With more boldness than U.S. medical authorities have shown, the Russians took up the vaccine made from live (but weakened) virus by Russian-born Dr. Albert Sabin, now at the University of Cincinnati (TIME, March 16), made it themselves. They have given it to almost 12 million children under 15, of whom an estimated 2,500,000 were susceptible to polio. The rest served as a check on the vaccine’s safety. Most urgent was the fear, still held in some U.S. and British circles, that while multiplying in vaccinated children’s digestive tracts and spreading to siblings or schoolmates and multiplying again, the virus might mutate and regain its power to cause paralysis. Not so, said Dr. Smorodintsev, emphatically: in elaborate tests of both vaccinated and contact children, there has been no sign of reversion to type.
The Soviets’ domestic aim, he proclaimed, is “to eliminate virulent polio viruses by the rapid production of hundreds of millions of resistant intestinal tracts so that these dangerous strains will have no place to multiply.” The international aim: “I would be delighted if [our experience] could provoke interest in the U.S. in live-virus vaccine as the most successful immunizing agent against polio.”

******

# [WHAT YOU NEED TO DO]
• A. In the passage on the Soviet polio vaccine, how many children under 15 did the Russians give the vaccine to?
• B. Please extend the passage on the Soviet polio vaccine, starting after its last sentence.
The data that comes after this text is not needed.

# [RAW DATA]
******

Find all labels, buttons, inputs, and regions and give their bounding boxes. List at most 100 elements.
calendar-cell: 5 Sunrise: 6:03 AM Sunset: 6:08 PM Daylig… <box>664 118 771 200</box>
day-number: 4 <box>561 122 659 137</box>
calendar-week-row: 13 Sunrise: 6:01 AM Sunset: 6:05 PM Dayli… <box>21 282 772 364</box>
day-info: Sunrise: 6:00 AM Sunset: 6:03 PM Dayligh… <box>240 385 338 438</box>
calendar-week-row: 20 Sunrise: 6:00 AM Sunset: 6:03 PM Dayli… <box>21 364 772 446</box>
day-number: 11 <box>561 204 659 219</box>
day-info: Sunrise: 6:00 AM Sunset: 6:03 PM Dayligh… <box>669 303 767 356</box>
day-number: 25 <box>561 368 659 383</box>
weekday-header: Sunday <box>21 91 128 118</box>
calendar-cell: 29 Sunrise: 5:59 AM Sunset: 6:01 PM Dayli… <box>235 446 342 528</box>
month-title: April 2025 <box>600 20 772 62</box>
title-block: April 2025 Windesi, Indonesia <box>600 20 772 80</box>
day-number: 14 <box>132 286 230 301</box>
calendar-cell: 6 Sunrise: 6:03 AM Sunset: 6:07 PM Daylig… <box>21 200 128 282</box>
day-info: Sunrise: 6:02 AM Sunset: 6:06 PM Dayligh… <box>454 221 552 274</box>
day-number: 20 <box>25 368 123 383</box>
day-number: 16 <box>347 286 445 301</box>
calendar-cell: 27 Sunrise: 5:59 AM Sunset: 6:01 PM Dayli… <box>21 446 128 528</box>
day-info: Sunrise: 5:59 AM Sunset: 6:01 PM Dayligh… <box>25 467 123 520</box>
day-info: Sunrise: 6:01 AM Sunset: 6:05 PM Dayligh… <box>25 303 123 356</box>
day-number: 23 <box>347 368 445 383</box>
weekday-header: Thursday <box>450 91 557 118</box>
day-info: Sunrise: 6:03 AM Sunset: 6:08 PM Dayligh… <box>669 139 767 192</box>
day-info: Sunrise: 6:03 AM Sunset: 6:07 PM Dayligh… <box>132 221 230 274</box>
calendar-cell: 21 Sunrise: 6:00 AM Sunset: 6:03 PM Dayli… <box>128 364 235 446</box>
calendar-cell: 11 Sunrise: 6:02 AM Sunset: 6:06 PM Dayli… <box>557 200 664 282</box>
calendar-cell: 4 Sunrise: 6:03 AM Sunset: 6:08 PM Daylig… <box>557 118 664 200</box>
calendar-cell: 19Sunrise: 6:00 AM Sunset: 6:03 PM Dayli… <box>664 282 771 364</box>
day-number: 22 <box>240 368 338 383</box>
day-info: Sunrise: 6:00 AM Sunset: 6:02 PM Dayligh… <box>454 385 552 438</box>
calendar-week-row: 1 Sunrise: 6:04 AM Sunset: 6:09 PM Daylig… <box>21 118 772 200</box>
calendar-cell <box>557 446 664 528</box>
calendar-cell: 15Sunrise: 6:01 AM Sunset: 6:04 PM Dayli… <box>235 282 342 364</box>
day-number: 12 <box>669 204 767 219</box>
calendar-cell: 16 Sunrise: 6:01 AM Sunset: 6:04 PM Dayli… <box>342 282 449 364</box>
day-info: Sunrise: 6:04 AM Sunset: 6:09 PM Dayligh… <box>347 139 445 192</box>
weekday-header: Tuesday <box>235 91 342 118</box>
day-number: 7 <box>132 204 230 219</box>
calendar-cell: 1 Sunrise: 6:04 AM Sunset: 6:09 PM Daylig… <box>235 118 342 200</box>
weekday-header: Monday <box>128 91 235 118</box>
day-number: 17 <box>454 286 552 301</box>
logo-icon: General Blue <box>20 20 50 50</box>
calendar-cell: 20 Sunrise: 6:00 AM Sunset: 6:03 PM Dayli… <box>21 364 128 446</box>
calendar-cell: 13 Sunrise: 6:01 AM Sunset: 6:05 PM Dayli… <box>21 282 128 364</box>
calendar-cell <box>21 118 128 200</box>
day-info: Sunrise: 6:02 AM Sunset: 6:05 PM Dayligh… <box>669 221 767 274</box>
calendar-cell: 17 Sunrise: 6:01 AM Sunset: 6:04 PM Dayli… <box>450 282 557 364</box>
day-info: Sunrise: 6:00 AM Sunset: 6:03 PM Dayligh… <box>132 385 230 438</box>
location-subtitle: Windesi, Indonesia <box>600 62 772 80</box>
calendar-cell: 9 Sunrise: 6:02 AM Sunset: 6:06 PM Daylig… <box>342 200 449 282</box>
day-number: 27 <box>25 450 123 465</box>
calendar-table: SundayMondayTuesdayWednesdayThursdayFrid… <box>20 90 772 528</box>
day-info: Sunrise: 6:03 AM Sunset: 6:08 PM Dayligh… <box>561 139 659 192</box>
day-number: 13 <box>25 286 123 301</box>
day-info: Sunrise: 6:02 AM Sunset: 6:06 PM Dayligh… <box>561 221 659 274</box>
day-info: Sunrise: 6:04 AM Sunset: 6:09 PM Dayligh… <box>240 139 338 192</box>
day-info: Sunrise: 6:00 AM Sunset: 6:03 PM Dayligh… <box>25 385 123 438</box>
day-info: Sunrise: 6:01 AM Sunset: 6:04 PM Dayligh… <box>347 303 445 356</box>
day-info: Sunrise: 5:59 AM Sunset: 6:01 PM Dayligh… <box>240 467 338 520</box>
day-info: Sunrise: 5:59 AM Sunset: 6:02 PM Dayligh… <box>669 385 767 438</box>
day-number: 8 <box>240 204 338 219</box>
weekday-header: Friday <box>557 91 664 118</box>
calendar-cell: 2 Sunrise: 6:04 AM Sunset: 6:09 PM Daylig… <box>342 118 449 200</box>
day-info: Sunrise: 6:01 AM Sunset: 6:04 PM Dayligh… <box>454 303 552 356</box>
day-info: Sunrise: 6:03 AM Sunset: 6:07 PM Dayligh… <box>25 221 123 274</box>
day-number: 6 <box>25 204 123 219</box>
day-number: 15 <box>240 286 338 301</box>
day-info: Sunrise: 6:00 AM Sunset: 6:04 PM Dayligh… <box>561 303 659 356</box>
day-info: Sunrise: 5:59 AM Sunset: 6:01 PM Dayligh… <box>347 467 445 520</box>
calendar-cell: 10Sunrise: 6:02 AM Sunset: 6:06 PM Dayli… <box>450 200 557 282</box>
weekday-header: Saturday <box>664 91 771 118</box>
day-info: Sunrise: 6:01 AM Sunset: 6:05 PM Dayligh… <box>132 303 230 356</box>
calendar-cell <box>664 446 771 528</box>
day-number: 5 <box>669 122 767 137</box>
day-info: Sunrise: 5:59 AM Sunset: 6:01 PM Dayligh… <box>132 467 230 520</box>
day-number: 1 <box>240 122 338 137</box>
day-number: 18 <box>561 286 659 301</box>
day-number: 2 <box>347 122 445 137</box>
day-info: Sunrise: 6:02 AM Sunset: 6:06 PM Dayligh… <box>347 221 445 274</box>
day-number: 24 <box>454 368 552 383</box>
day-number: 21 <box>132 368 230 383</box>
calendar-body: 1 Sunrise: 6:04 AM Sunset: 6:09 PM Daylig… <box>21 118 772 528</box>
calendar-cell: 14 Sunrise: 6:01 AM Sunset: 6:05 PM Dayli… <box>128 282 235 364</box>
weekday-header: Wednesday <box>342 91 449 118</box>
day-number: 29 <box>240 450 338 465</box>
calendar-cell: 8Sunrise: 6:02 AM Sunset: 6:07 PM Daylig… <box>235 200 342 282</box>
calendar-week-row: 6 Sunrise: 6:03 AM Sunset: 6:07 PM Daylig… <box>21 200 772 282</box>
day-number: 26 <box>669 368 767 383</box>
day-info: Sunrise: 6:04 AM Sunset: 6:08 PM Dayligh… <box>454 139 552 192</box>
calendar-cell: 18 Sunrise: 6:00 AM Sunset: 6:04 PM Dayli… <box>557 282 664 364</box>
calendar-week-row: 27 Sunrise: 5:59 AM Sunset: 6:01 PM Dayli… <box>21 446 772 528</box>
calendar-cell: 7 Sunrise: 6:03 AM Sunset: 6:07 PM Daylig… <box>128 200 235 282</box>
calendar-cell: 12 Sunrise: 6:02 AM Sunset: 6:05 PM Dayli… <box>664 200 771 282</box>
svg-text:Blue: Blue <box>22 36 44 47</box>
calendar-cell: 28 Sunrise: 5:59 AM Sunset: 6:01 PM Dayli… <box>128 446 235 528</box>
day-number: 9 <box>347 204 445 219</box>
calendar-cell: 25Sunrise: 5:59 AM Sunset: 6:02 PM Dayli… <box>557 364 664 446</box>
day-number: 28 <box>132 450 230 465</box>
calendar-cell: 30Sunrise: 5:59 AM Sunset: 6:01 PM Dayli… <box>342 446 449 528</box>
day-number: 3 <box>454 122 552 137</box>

******

# [TASK-BY-TASK ANSWERS]
• A. Almost 12 million.

• B.
Soviet Progress. Dr. Smorodintsev also described a live-virus vaccine against influenza, made by taking weak laboratory strains and letting them multiply in the respiratory tracts of human volunteers (unidentified). Unlike the polio viruses, these regain some of their former potency, and the final vaccine is too dangerous for children under ten; it gives them a feverish illness like flu itself. But adults get two small doses, one against Asian A and the other against Type B flu, squirted into their nostrils with an atomizer. The Leningrad-made vaccine falls short, Dr. Smorodintsev conceded, because it protects only a half to two-thirds of the vaccinated against flu. But that, he noted, is a great gain against a disease which has laid low from one-quarter to one-half of the people in a community.
Biggest jolt to U.S. complacency came when Dr. Smorodintsev reported that his research team had developed a live-virus vaccine against mumps. It has caused no ill effects, he declared, and has protected 90% of 35,000 children in a three-year trial. And he indicated that U.S. laboratories had better look to their laurels in another field: his Soviet colleagues are hot on the trail of a live-virus vaccine against measles, following a method devised by Harvard University’s Dr. Enders. The U.S. product has not yet been widely tested.